### Problem to solve
Copy each line of the records that contains the word "screenshot".

—————

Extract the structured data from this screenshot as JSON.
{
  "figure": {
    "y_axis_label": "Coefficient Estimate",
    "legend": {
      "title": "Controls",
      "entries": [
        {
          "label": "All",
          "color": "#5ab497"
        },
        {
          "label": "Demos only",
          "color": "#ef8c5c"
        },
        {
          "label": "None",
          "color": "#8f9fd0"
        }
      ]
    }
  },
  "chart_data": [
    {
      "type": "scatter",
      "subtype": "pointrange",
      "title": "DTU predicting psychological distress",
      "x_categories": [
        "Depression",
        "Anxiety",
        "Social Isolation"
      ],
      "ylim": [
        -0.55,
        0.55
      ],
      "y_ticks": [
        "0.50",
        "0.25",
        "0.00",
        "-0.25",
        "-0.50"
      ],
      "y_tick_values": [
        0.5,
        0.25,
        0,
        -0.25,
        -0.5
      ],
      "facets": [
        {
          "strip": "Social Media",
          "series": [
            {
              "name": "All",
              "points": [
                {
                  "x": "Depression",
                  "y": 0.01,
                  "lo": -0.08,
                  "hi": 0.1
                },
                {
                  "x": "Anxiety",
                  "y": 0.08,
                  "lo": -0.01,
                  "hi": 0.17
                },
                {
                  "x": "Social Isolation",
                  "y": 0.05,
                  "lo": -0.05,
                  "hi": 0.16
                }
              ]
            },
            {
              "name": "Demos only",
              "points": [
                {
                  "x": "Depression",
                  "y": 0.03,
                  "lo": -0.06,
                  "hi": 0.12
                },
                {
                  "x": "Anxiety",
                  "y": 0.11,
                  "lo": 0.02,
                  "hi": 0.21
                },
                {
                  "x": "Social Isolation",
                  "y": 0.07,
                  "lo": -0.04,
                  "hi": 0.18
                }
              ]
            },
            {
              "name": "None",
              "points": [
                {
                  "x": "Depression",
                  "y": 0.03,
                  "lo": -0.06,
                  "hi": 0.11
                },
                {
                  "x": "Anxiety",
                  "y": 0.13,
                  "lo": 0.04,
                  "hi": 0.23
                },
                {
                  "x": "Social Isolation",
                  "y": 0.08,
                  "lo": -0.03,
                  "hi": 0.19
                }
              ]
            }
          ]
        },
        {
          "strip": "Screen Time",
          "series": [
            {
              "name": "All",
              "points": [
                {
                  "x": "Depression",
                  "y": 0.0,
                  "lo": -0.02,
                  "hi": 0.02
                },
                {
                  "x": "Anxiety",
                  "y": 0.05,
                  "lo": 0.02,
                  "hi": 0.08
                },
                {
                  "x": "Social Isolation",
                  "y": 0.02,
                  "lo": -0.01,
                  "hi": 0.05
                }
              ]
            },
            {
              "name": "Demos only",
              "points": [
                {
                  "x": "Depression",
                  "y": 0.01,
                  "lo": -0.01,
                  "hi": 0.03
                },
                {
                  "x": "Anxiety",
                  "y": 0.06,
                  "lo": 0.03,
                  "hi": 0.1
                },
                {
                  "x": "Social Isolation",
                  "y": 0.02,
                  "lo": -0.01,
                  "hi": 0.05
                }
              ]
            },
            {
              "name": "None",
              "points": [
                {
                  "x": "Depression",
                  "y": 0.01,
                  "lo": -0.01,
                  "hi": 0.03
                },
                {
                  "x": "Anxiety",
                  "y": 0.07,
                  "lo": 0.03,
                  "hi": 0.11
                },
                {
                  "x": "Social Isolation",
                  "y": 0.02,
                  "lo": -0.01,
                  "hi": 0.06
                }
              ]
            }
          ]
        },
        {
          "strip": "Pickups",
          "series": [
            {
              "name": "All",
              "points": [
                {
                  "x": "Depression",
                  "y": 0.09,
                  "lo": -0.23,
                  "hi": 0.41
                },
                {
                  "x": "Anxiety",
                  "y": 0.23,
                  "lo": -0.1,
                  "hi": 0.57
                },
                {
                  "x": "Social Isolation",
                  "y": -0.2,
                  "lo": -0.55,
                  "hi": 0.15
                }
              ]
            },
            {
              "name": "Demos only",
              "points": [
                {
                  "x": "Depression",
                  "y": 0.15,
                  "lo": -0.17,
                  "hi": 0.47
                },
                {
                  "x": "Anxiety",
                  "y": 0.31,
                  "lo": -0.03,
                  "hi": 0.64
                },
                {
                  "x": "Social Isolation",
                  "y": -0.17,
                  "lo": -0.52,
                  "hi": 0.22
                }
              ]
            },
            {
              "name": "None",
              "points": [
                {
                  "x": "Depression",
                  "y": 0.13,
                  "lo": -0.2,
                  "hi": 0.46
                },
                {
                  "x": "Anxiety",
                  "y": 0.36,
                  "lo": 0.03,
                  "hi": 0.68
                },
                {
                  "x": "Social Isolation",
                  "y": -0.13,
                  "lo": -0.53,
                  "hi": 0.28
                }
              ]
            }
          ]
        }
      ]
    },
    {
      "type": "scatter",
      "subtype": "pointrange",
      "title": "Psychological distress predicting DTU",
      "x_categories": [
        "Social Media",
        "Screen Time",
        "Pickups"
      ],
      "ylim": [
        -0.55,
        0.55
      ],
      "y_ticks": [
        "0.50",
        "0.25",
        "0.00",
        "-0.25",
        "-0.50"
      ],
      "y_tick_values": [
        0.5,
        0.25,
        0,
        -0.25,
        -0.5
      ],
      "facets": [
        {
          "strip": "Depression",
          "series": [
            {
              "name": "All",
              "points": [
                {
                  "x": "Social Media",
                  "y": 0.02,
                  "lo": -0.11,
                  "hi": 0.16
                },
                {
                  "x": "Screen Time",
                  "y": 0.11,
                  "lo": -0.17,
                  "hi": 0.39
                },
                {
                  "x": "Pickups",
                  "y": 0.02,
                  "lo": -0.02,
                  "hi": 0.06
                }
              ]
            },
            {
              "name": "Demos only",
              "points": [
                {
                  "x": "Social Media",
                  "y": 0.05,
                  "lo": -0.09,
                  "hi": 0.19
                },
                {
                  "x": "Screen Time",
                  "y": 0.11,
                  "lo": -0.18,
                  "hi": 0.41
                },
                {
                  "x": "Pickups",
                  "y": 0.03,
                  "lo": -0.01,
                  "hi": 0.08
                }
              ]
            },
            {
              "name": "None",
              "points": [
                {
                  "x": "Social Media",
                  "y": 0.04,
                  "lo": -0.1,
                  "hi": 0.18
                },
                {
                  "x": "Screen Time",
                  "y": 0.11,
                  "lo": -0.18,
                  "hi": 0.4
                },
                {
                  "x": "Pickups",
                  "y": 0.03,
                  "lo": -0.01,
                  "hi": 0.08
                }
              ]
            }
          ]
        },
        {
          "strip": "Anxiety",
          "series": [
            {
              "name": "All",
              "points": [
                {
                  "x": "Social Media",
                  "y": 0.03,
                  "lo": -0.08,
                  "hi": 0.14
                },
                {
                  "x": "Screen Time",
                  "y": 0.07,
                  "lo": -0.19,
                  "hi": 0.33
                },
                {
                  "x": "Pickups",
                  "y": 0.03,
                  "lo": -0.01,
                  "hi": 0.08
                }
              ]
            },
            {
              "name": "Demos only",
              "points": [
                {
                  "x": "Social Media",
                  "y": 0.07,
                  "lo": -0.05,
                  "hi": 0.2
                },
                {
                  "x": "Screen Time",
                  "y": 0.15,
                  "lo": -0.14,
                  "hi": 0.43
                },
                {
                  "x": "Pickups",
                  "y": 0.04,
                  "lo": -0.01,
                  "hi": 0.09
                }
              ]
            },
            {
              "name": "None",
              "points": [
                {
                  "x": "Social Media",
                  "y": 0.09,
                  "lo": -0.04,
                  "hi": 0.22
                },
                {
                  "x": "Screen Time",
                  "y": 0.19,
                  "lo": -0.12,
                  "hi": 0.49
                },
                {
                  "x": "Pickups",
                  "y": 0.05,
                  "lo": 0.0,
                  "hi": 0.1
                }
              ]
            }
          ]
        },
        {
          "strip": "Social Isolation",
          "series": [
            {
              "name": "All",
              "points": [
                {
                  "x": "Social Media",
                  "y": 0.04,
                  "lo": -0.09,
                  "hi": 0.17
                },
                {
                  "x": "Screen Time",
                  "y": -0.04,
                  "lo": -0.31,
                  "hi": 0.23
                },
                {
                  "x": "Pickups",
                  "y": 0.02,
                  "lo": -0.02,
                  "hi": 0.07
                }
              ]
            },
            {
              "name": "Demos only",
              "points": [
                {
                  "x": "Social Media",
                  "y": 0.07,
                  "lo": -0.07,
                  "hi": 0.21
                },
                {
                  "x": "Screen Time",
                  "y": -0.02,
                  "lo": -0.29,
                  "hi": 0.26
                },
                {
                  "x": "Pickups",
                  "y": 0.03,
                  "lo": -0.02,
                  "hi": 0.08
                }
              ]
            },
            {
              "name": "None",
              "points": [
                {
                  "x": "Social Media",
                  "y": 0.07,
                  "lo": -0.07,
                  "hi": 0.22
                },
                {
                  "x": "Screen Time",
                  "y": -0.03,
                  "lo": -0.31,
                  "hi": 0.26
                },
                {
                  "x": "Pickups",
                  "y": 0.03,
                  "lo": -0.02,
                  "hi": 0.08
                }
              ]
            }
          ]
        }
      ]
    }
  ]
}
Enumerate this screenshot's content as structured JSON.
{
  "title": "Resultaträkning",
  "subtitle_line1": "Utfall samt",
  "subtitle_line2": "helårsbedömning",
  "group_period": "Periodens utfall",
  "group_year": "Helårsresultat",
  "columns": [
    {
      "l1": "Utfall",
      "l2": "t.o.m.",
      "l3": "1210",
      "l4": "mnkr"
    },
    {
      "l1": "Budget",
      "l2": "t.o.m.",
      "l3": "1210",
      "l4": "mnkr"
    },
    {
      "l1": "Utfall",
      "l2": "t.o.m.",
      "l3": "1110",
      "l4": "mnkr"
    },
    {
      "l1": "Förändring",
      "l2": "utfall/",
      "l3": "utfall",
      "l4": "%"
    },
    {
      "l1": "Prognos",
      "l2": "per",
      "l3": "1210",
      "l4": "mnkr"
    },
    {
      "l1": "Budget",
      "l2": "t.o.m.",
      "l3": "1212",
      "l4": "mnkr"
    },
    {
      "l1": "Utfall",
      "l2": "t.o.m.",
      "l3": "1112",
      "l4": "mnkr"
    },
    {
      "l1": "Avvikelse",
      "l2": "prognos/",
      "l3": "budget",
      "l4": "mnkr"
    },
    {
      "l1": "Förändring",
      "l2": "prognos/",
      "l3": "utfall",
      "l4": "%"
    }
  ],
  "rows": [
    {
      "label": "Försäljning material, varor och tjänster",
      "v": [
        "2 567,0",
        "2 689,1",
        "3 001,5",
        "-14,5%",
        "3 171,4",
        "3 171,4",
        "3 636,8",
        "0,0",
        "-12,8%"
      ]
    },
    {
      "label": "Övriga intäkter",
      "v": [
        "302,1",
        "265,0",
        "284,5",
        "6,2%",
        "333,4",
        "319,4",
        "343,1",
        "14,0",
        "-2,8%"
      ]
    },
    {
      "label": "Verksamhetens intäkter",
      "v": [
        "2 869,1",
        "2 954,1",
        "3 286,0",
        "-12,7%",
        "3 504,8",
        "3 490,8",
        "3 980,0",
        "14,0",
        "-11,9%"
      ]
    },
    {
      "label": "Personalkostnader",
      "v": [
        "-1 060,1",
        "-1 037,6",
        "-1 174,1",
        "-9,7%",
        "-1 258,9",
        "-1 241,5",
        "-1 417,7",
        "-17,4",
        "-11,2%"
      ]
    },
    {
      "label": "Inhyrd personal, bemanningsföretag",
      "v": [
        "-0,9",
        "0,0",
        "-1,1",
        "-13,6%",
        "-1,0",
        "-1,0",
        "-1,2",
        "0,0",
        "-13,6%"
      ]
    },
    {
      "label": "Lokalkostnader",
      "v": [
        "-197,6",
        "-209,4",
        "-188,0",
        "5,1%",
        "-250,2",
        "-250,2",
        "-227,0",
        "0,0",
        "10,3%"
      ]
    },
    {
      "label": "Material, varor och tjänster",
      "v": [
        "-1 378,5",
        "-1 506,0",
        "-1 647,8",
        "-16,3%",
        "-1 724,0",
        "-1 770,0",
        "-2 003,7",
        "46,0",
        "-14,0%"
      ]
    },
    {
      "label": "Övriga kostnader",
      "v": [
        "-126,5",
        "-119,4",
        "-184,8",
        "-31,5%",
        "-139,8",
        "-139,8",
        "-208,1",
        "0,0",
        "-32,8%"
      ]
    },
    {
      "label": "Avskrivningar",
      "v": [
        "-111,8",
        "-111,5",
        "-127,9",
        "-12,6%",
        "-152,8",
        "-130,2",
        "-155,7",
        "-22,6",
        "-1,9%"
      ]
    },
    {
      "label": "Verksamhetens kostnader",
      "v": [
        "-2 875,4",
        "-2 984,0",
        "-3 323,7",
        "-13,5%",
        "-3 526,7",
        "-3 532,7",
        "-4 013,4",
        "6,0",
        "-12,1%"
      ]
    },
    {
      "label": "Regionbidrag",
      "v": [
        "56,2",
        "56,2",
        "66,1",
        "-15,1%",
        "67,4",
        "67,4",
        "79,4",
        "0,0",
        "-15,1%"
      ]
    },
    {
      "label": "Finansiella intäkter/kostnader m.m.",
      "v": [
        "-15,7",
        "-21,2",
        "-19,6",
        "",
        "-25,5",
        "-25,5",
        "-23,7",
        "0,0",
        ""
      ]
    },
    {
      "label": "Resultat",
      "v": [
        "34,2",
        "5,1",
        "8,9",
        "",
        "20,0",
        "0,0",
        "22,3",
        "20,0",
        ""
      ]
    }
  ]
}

—————

### Task output
Extract the structured data from this screenshot as JSON.
Enumerate this screenshot's content as structured JSON.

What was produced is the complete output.